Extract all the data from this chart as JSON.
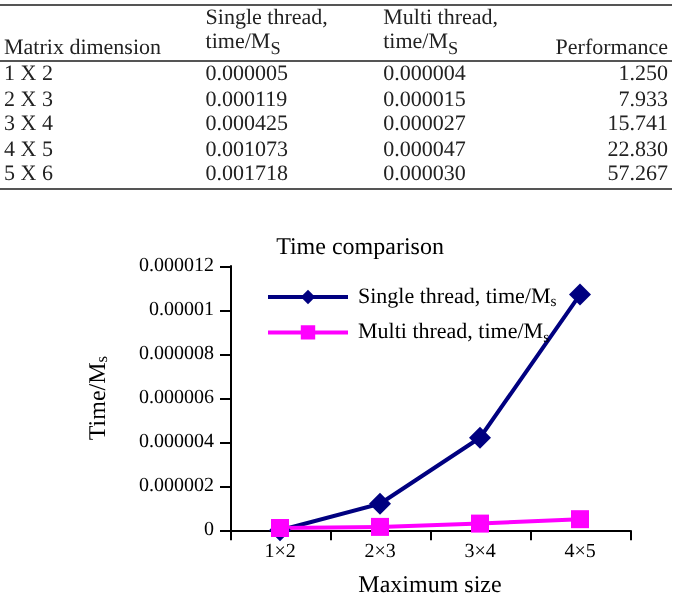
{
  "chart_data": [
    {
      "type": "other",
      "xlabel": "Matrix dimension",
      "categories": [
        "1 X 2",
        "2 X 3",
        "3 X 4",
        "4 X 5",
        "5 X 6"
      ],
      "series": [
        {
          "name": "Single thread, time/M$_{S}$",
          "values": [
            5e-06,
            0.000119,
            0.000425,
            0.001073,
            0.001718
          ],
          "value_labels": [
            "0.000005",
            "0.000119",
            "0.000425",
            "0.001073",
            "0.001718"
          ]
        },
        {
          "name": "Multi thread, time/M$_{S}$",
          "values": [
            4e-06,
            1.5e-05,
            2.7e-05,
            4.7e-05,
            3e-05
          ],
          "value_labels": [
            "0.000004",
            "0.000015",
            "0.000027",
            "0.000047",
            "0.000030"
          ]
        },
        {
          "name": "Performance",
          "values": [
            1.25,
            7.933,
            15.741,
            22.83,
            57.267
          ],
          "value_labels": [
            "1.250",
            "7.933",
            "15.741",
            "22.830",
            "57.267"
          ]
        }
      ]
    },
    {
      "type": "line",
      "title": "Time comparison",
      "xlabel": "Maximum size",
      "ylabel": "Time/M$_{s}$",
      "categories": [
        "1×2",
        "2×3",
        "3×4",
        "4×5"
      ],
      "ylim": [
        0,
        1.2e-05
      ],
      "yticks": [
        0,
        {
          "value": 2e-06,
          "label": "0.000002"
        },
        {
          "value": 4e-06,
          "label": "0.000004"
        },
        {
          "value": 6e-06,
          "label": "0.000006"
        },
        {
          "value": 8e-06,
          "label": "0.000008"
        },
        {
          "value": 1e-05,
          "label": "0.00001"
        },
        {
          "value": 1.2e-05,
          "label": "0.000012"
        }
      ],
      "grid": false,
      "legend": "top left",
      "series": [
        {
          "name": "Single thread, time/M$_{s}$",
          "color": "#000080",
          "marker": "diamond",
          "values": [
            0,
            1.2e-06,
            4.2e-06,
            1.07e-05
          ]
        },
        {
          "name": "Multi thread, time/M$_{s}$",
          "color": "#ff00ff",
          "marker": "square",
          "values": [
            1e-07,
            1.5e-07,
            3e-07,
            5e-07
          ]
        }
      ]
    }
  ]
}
--
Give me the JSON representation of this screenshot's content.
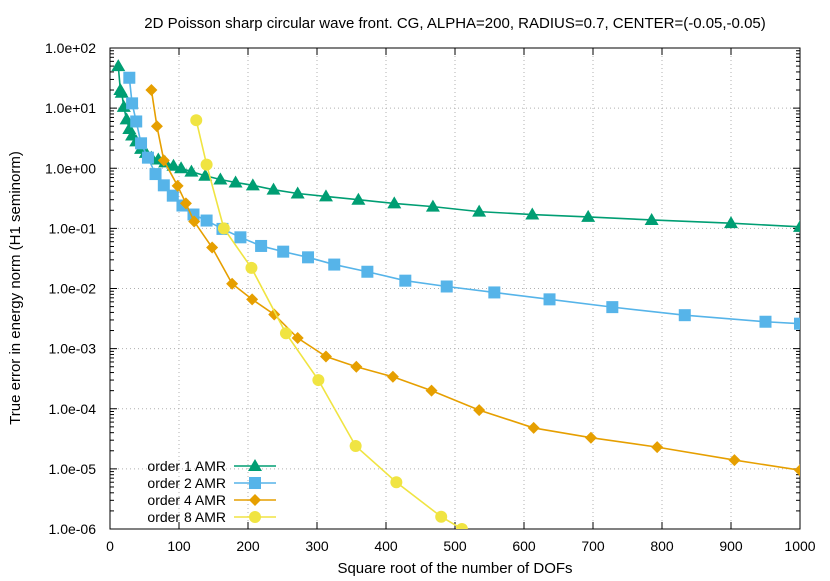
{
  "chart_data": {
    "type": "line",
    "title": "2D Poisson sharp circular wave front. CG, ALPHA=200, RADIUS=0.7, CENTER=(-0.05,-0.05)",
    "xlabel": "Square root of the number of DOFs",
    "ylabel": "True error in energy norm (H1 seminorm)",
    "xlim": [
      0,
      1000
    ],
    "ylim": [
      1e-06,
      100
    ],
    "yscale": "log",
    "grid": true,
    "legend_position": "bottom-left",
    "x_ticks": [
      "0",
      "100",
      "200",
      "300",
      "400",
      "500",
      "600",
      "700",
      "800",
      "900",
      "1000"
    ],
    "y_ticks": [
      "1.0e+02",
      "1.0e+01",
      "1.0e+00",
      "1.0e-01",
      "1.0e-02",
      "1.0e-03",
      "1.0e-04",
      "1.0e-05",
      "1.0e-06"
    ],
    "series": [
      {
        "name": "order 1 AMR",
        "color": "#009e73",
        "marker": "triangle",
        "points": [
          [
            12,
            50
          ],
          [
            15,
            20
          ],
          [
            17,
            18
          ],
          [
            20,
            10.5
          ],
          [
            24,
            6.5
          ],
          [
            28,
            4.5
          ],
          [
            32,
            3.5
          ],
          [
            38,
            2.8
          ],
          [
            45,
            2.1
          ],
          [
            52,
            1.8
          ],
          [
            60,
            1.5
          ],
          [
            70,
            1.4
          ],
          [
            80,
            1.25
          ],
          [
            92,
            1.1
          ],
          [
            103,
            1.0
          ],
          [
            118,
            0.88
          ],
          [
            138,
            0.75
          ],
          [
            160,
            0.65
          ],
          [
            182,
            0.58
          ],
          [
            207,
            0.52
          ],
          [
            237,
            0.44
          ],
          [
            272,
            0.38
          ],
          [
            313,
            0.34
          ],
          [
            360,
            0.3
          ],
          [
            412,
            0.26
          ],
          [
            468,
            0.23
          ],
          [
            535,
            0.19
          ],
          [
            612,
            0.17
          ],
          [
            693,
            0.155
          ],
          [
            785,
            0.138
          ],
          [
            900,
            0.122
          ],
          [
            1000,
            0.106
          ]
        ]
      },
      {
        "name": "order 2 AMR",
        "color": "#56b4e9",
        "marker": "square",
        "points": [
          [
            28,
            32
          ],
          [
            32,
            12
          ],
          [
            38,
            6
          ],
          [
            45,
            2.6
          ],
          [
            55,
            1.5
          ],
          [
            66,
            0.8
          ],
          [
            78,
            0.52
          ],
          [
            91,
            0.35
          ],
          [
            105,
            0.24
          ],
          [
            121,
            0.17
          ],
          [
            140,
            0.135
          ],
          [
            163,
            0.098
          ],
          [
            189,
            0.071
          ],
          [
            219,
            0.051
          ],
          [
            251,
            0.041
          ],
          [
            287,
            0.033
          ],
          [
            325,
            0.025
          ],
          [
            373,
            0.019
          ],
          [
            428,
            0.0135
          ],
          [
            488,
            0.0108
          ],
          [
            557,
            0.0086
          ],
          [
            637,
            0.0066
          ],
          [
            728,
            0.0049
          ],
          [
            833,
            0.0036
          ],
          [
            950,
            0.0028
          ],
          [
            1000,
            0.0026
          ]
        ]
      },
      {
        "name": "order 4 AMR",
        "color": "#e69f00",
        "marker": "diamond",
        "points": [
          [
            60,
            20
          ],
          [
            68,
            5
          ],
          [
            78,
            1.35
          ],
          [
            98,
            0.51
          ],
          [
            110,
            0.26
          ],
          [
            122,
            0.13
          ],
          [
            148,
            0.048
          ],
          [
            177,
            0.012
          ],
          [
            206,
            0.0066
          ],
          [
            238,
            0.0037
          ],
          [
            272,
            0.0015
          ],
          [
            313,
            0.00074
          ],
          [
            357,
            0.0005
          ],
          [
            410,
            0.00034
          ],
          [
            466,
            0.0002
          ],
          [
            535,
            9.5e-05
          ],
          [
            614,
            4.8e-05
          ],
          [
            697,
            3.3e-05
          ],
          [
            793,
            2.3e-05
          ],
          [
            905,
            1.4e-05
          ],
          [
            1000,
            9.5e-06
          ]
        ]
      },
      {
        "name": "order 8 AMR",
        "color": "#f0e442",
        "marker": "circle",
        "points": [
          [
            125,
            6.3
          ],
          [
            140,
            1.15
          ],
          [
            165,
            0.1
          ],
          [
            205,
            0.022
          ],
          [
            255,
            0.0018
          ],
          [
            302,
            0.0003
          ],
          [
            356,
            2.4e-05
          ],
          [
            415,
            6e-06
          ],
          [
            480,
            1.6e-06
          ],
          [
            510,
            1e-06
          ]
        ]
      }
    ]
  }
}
---
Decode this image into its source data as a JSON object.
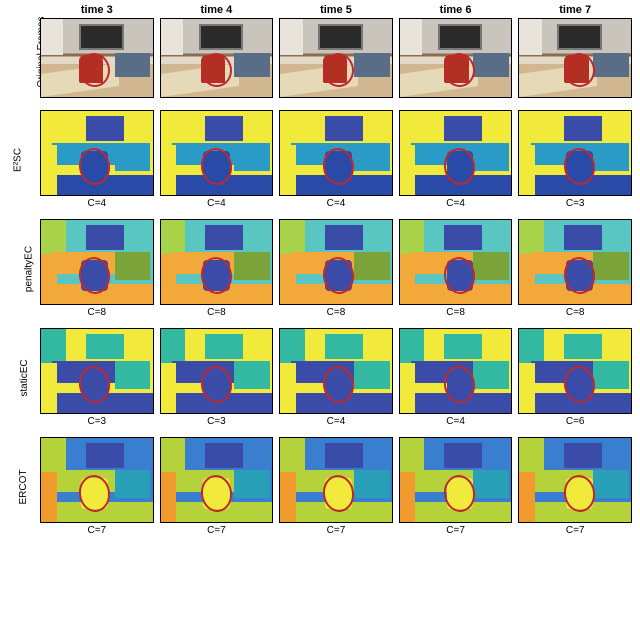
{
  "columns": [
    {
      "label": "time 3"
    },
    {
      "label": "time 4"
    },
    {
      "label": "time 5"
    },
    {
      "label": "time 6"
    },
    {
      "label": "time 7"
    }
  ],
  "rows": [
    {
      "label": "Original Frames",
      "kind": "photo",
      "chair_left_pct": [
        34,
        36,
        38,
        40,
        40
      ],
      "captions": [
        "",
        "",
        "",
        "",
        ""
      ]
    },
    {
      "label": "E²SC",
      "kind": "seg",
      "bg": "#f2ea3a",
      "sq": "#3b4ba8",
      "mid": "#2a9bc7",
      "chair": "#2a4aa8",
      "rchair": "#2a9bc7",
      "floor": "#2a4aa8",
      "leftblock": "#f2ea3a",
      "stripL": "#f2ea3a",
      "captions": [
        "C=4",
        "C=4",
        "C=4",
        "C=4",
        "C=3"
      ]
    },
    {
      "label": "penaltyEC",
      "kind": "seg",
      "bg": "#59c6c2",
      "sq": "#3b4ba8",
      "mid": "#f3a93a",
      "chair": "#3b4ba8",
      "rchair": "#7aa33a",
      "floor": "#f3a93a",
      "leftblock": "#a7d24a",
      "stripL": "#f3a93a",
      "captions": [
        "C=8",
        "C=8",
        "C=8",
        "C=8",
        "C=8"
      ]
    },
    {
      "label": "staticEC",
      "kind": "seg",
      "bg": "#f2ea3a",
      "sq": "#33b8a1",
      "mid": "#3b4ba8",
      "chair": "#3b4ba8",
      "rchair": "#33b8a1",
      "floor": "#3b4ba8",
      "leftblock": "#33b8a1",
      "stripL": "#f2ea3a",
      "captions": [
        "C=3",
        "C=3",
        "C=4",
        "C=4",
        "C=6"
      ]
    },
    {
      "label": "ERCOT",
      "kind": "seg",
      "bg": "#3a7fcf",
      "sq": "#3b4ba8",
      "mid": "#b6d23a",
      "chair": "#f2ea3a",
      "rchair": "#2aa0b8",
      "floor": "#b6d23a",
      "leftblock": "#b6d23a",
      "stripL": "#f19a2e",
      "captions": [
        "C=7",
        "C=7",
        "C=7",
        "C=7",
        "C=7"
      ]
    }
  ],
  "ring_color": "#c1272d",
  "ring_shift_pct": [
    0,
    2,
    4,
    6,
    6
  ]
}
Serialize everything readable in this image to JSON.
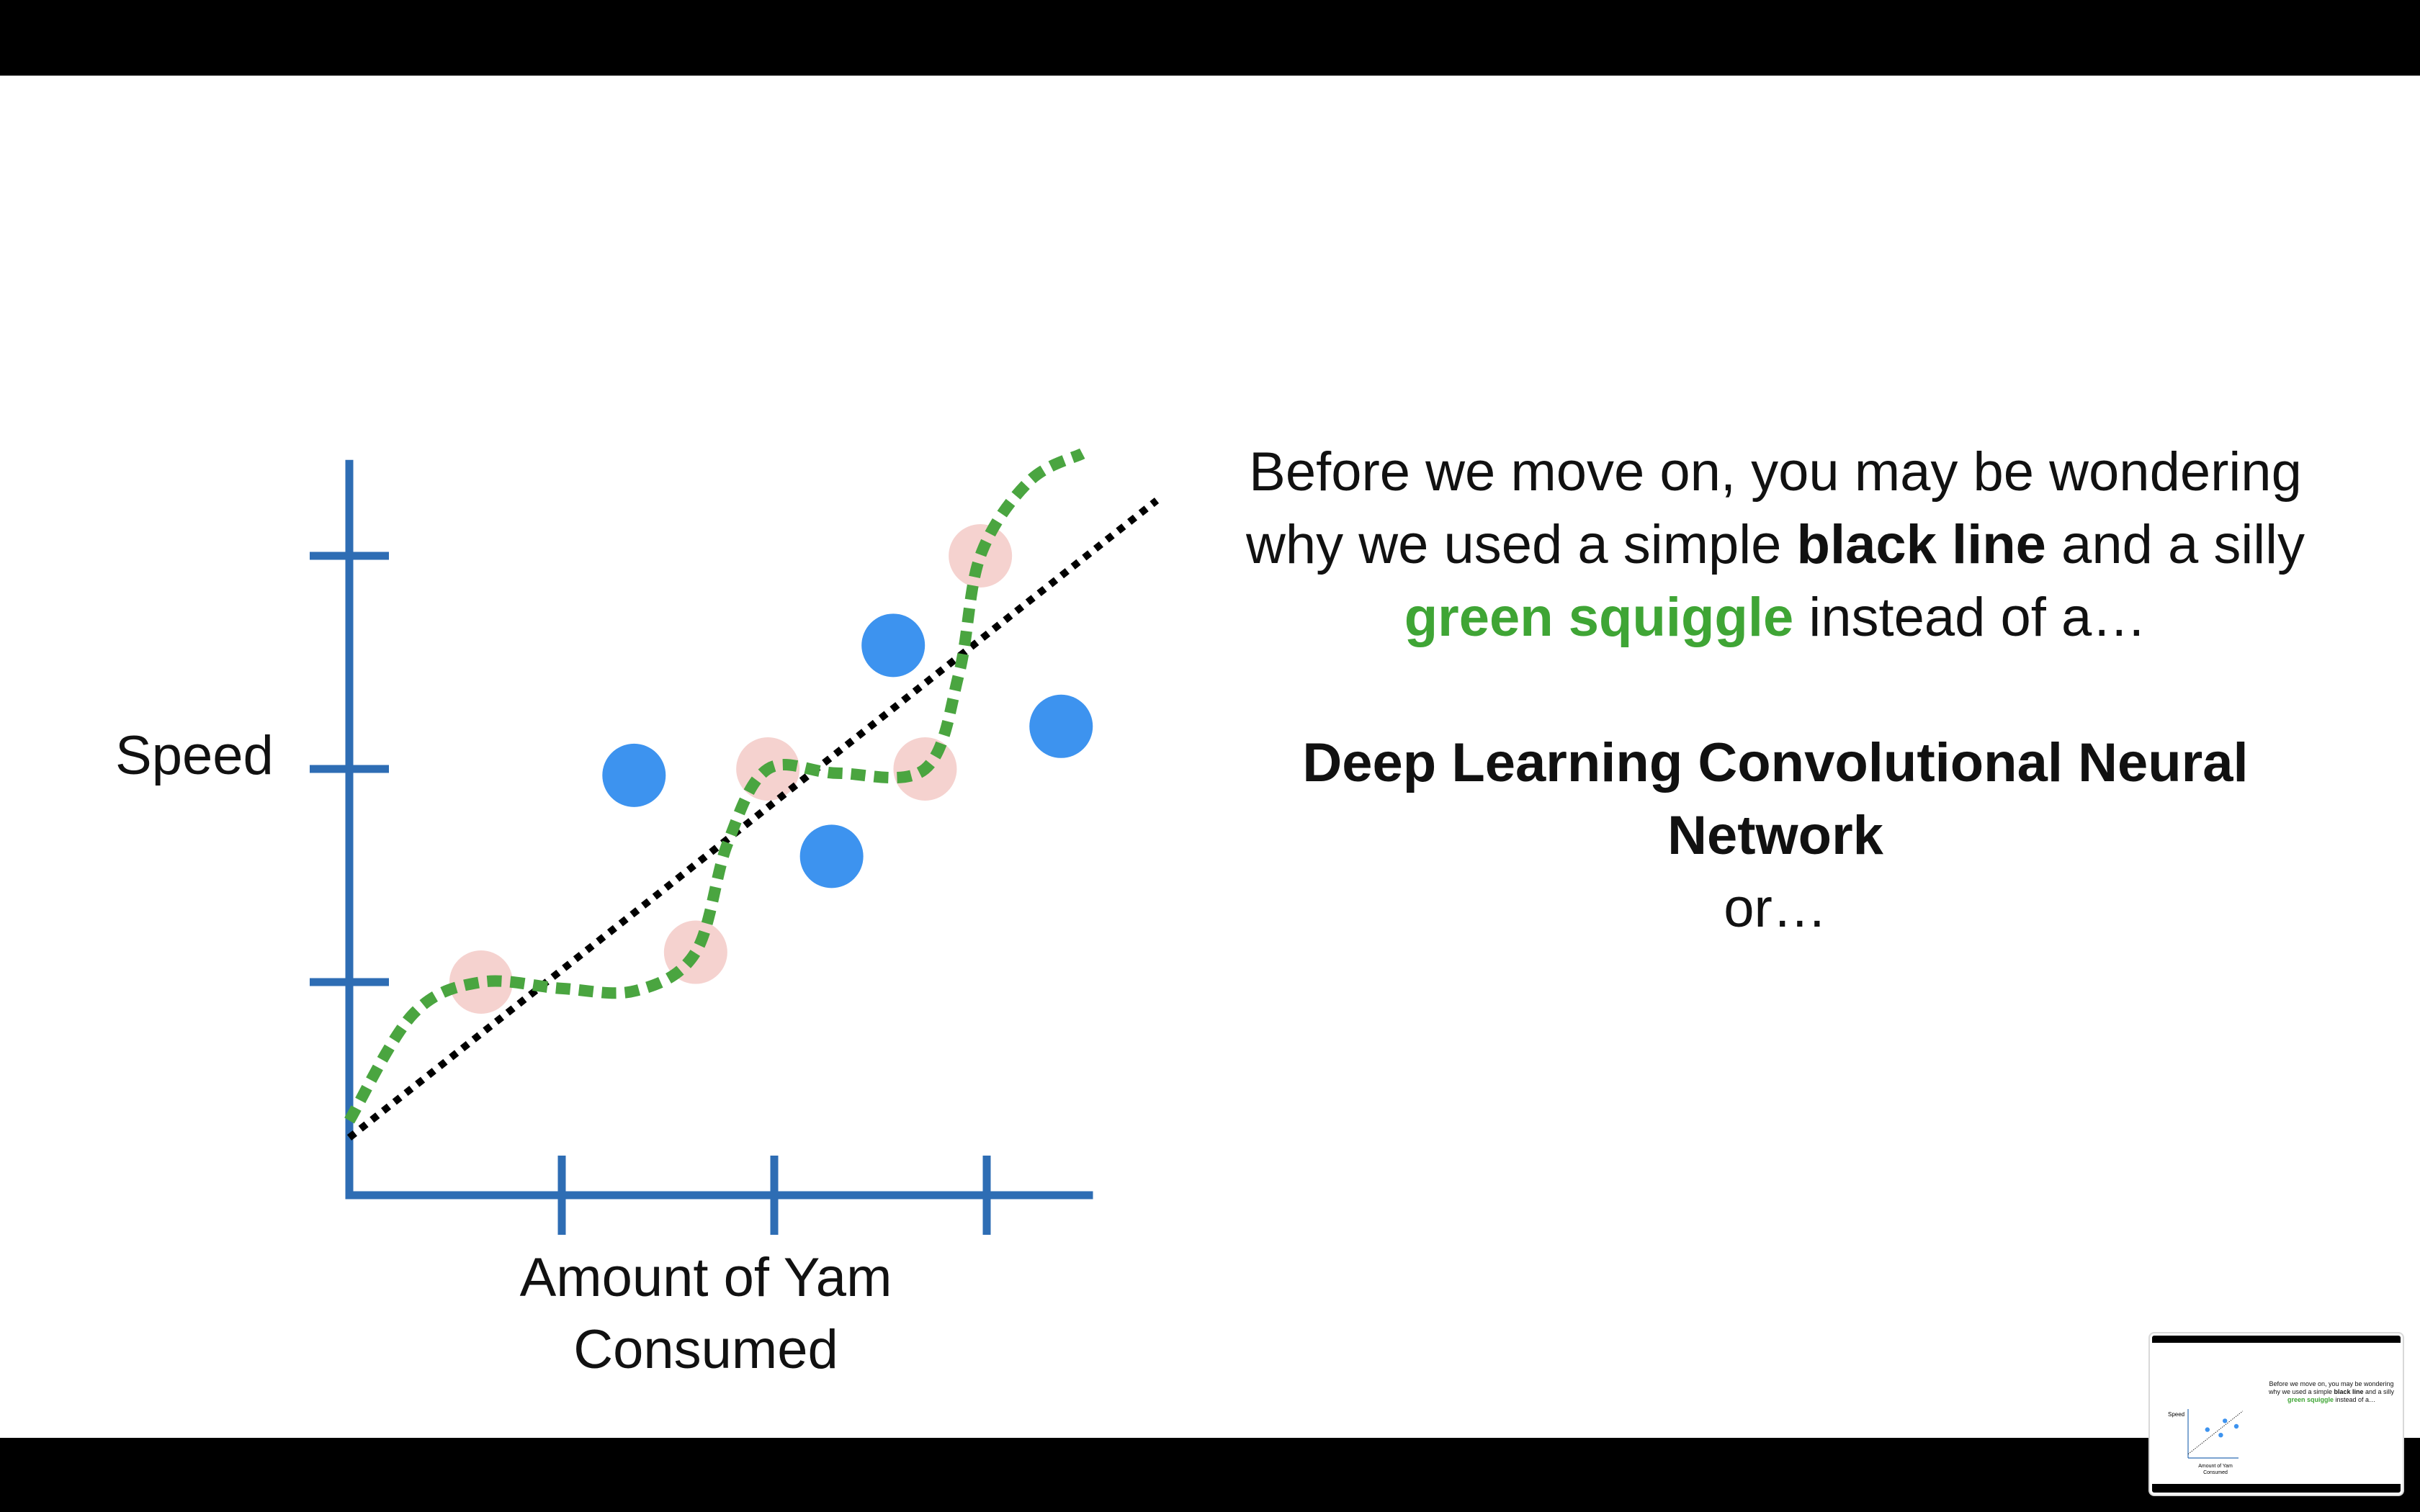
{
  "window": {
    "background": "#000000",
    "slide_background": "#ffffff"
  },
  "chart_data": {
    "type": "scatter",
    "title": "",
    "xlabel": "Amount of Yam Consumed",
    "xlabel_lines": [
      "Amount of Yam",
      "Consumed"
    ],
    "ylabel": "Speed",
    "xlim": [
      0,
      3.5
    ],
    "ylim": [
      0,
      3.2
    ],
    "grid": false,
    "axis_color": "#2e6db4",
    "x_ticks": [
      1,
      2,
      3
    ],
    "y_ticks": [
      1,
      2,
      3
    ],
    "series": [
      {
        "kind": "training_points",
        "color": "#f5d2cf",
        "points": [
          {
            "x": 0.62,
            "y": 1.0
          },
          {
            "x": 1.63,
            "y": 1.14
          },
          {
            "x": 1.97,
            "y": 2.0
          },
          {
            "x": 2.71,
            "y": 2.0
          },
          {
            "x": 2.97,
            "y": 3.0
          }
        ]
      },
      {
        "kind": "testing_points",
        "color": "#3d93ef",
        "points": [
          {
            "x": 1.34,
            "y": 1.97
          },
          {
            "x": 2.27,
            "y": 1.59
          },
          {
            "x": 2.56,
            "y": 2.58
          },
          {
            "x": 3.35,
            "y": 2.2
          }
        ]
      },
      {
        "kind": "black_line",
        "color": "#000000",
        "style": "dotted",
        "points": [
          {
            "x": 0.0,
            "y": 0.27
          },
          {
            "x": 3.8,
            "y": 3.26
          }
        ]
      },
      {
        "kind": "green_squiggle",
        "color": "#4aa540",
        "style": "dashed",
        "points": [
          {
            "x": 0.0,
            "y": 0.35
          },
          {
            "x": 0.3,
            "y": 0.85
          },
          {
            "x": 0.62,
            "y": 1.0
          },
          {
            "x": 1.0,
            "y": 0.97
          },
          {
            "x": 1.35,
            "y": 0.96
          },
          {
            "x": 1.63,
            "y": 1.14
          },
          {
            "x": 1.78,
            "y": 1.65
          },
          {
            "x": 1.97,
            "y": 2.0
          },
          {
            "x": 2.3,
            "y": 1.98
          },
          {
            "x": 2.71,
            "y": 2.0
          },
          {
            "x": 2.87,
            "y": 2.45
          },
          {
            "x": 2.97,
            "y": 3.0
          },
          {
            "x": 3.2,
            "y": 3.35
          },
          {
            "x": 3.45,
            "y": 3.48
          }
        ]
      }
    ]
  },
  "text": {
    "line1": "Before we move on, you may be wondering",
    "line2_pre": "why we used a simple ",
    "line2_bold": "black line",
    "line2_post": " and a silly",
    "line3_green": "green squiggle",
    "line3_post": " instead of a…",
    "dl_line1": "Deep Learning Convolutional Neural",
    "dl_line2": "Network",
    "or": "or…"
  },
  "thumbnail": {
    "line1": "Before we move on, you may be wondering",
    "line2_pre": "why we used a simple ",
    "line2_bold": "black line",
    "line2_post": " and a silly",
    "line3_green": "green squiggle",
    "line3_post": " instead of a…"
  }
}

= Exercise goal =
Filter the entries above down to the lines containing the word "Multi".

= The answer =
          "name": "Multi thread, time/M$_{S}$",
          "name": "Multi thread, time/M$_{s}$",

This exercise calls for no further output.